REQUIRED WORK —
Find every line in the records below that contains the word "santé", and copy each such line.

DATASET RECORDS —
● ● ● ● ● ● ●

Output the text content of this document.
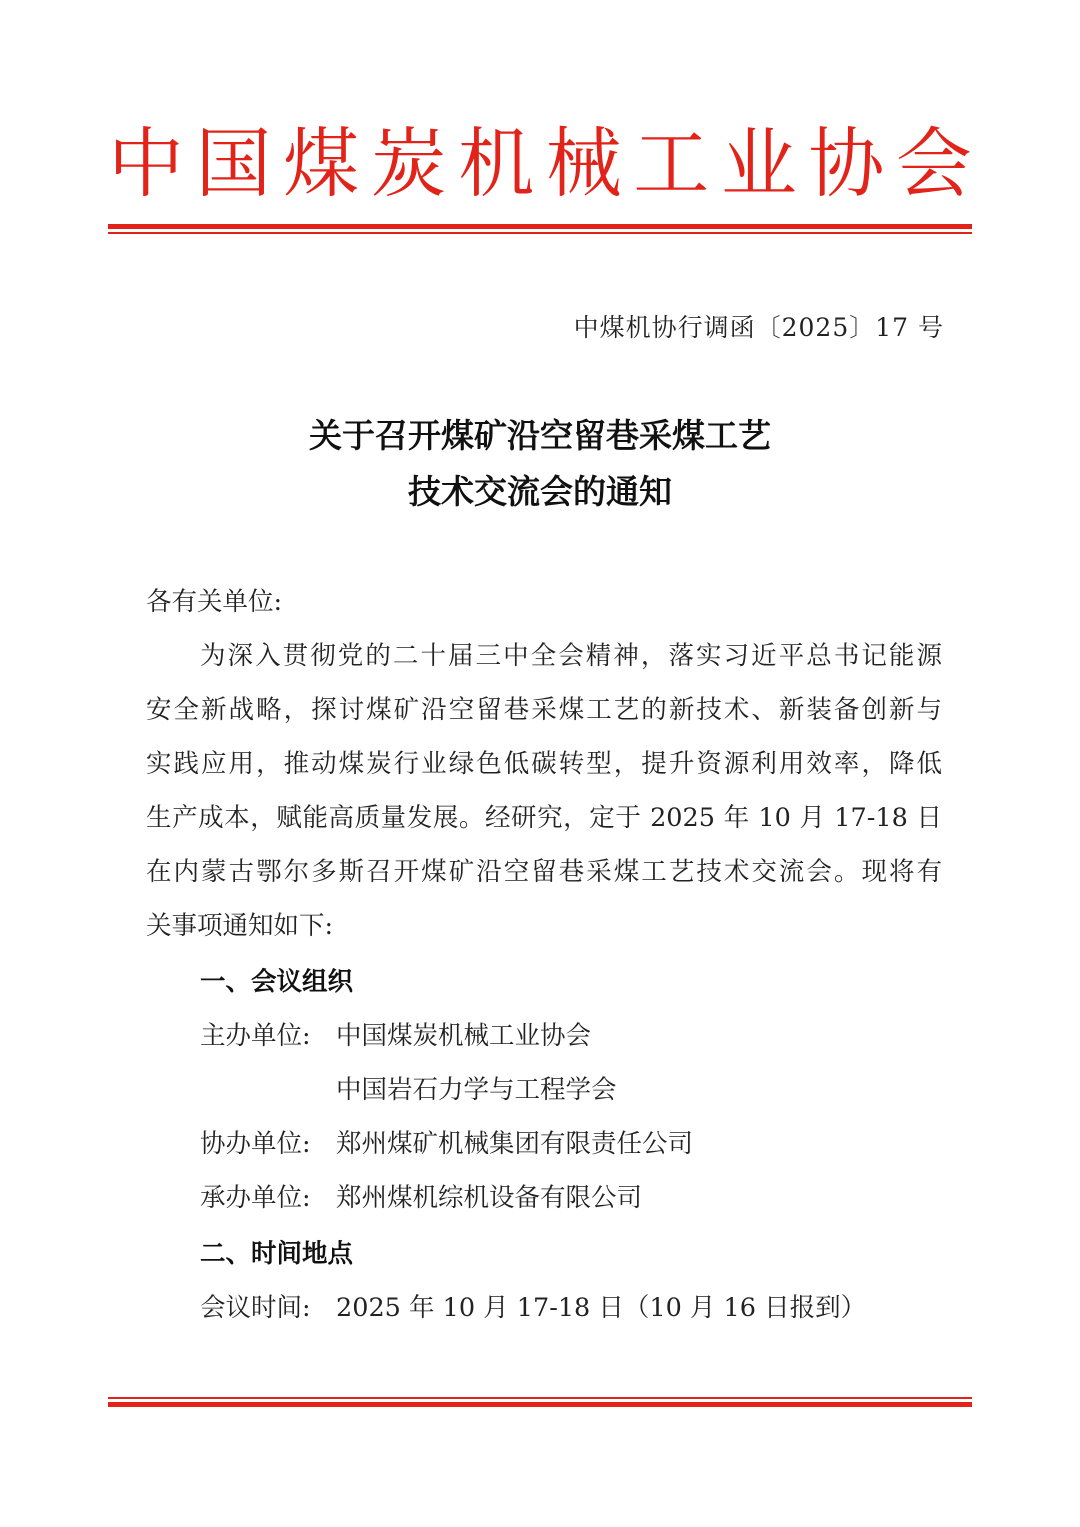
中 国 煤 炭 机 械 工 业 协 会
中煤机协行调函〔2025〕17 号
关于召开煤矿沿空留巷采煤工艺
技术交流会的通知
各有关单位:
为深入贯彻党的二十届三中全会精神，落实习近平总书记能源
安全新战略，探讨煤矿沿空留巷采煤工艺的新技术、新装备创新与
实践应用，推动煤炭行业绿色低碳转型，提升资源利用效率，降低
生产成本，赋能高质量发展。经研究，定于 2025 年 10 月 17-18 日
在内蒙古鄂尔多斯召开煤矿沿空留巷采煤工艺技术交流会。现将有
关事项通知如下:
一、会议组织
主办单位: 中国煤炭机械工业协会
中国岩石力学与工程学会
协办单位: 郑州煤矿机械集团有限责任公司
承办单位: 郑州煤机综机设备有限公司
二、时间地点
会议时间: 2025 年 10 月 17-18 日（10 月 16 日报到）
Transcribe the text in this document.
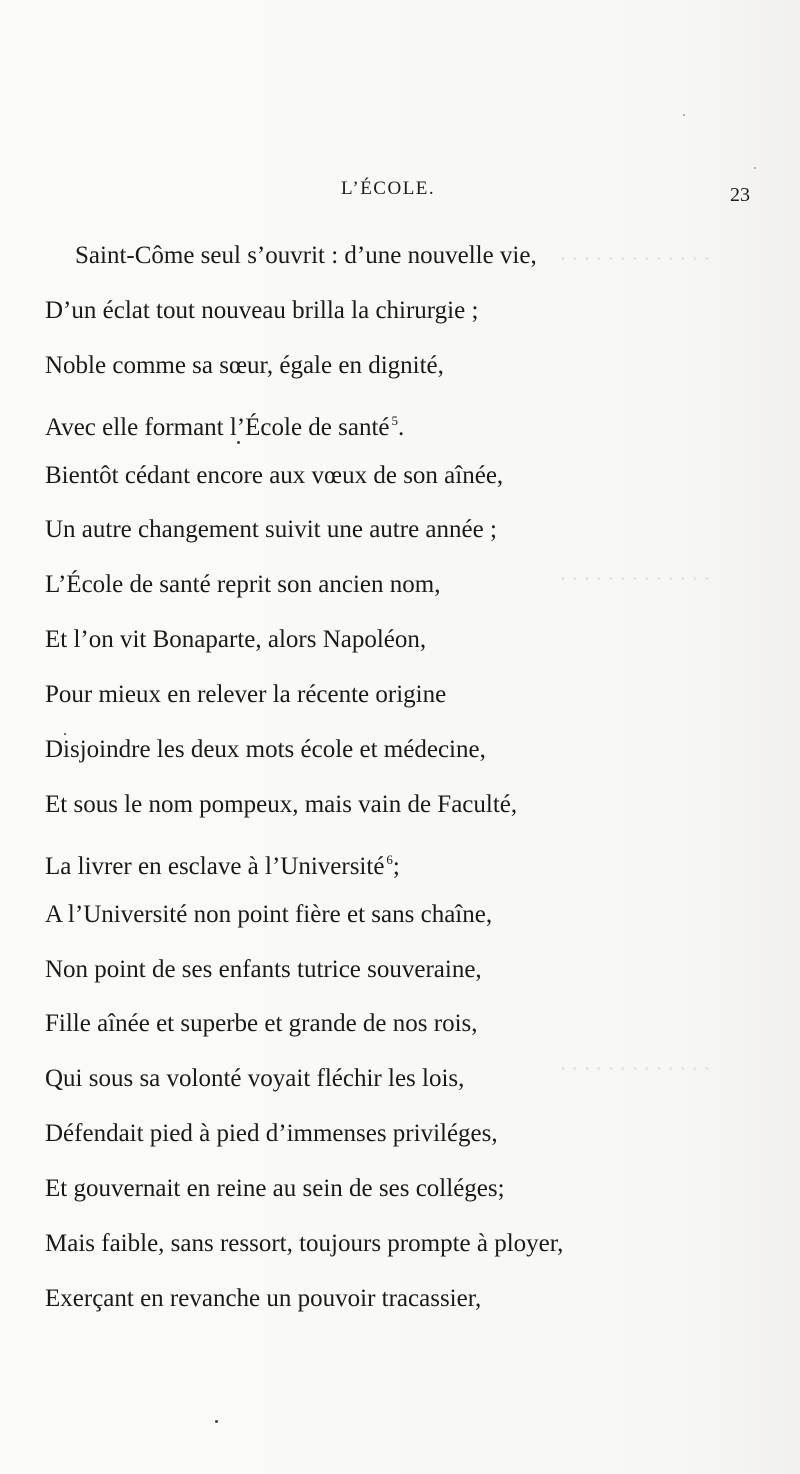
. . . . . . . . . . . . .
. . . . . . . . . . . . .
. . . . . . . . . . . . .
L’ÉCOLE.	23
Saint-Côme seul s’ouvrit : d’une nouvelle vie,
D’un éclat tout nouveau brilla la chirurgie ;
Noble comme sa sœur, égale en dignité,
Avec elle formant l’École de santé $^5$.
Bientôt cédant encore aux vœux de son aînée,
Un autre changement suivit une autre année ;
L’École de santé reprit son ancien nom,
Et l’on vit Bonaparte, alors Napoléon,
Pour mieux en relever la récente origine
Disjoindre les deux mots école et médecine,
Et sous le nom pompeux, mais vain de Faculté,
La livrer en esclave à l’Université $^6$;
A l’Université non point fière et sans chaîne,
Non point de ses enfants tutrice souveraine,
Fille aînée et superbe et grande de nos rois,
Qui sous sa volonté voyait fléchir les lois,
Défendait pied à pied d’immenses priviléges,
Et gouvernait en reine au sein de ses colléges;
Mais faible, sans ressort, toujours prompte à ployer,
Exerçant en revanche un pouvoir tracassier,
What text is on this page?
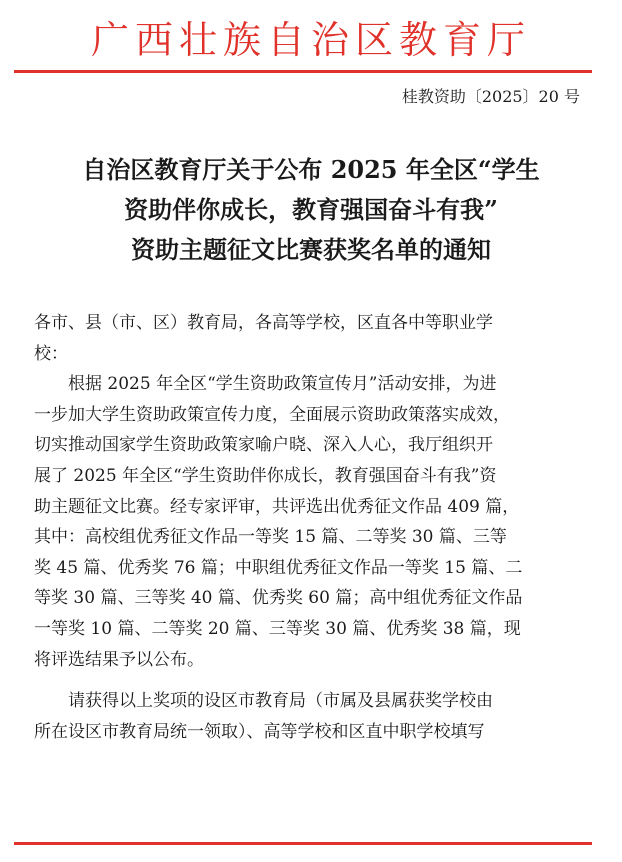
广西壮族自治区教育厅
桂教资助〔2025〕20 号
自治区教育厅关于公布 2025 年全区“学生
资助伴你成长，教育强国奋斗有我”
资助主题征文比赛获奖名单的通知
各市、县（市、区）教育局，各高等学校，区直各中等职业学
校：
根据 2025 年全区“学生资助政策宣传月”活动安排，为进
一步加大学生资助政策宣传力度，全面展示资助政策落实成效，
切实推动国家学生资助政策家喻户晓、深入人心，我厅组织开
展了 2025 年全区“学生资助伴你成长，教育强国奋斗有我”资
助主题征文比赛。经专家评审，共评选出优秀征文作品 409 篇，
其中：高校组优秀征文作品一等奖 15 篇、二等奖 30 篇、三等
奖 45 篇、优秀奖 76 篇；中职组优秀征文作品一等奖 15 篇、二
等奖 30 篇、三等奖 40 篇、优秀奖 60 篇；高中组优秀征文作品
一等奖 10 篇、二等奖 20 篇、三等奖 30 篇、优秀奖 38 篇，现
将评选结果予以公布。
请获得以上奖项的设区市教育局（市属及县属获奖学校由
所在设区市教育局统一领取）、高等学校和区直中职学校填写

● ● ● ● ● ● ●

FULL OUTPUT —
Avec elle formant l’École de santé $^5$.
L’École de santé reprit son ancien nom,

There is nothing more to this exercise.